■ Entries shown ■
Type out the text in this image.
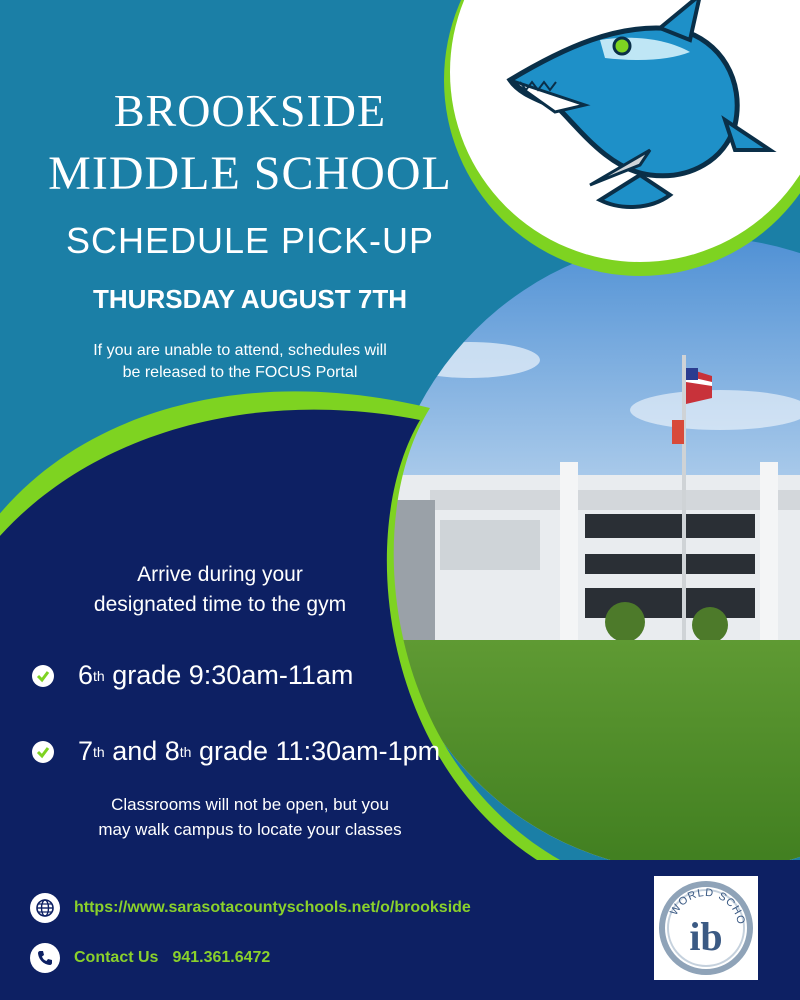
BROOKSIDE
MIDDLE SCHOOL
SCHEDULE PICK-UP
THURSDAY AUGUST 7TH
If you are unable to attend, schedules will
be released to the FOCUS Portal
Arrive during your
designated time to the gym
6 th grade 9:30am-11am
7 th and 8 th grade 11:30am-1pm
Classrooms will not be open, but you
may walk campus to locate your classes
https://www.sarasotacountyschools.net/o/brookside
Contact Us 941.361.6472
WORLD SCHO
ib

■ Exercise goal ■
Using the listing above, show each line holding the string "will".

■ Answer to this task ■
If you are unable to attend, schedules will
Classrooms will not be open, but you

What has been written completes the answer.